## What you have to do
Extract each line where the string "Fundadores" shows up.

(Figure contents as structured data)
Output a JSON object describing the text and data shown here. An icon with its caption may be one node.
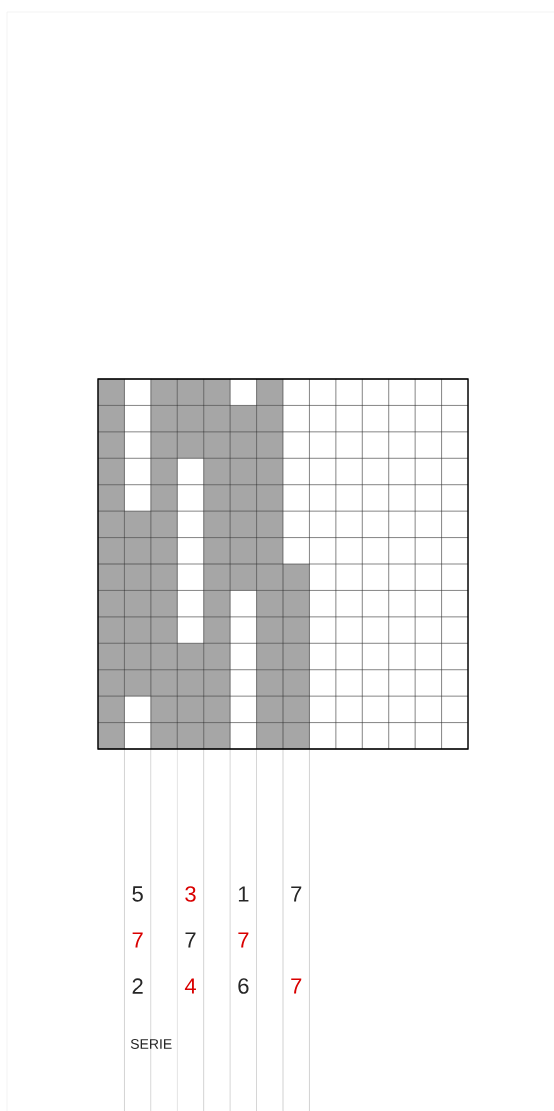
{
  "diagram": {
    "labels": [
      "5",
      "3",
      "1",
      "7",
      "7",
      "7",
      "7",
      "2",
      "4",
      "6",
      "7",
      "SERIE"
    ]
  }
}
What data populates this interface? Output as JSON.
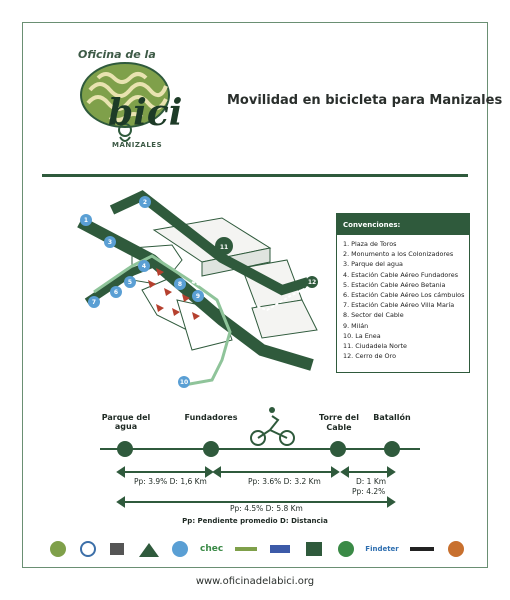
{
  "logo": {
    "top_text": "Oficina de la",
    "main_text": "bici",
    "city_text": "MANIZALES"
  },
  "title": "Movilidad en bicicleta para Manizales",
  "legend": {
    "heading": "Convenciones:",
    "items": [
      "1. Plaza de Toros",
      "2. Monumento a los Colonizadores",
      "3. Parque del agua",
      "4. Estación Cable Aéreo Fundadores",
      "5. Estación Cable Aéreo Betania",
      "6. Estación Cable Aéreo Los cámbulos",
      "7. Estación Cable Aéreo Villa María",
      "8. Sector del Cable",
      "9. Milán",
      "10. La Enea",
      "11.  Ciudadela Norte",
      "12. Cerro de Oro"
    ]
  },
  "map_pins": [
    "1",
    "2",
    "3",
    "4",
    "5",
    "6",
    "7",
    "8",
    "9",
    "10",
    "11",
    "12"
  ],
  "profile": {
    "stops": [
      "Parque del agua",
      "Fundadores",
      "Torre del Cable",
      "Batallón"
    ],
    "segments": [
      "Pp:  3.9% D: 1,6 Km",
      "Pp: 3.6%   D: 3.2 Km",
      "D: 1 Km",
      "Pp: 4.2%",
      "Pp: 4.5%   D: 5.8 Km"
    ],
    "note": "Pp: Pendiente promedio D: Distancia"
  },
  "sponsors": [
    "",
    "",
    "",
    "",
    "",
    "chec",
    "",
    "",
    "",
    "",
    "Findeter",
    "",
    ""
  ],
  "footer": "www.oficinadelabici.org",
  "colors": {
    "dark_green": "#2f5a3c",
    "light_green": "#8fc49a",
    "arrow_red": "#b5402e"
  }
}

## Solution for this exercise
      "4. Estación Cable Aéreo Fundadores",
      "Fundadores",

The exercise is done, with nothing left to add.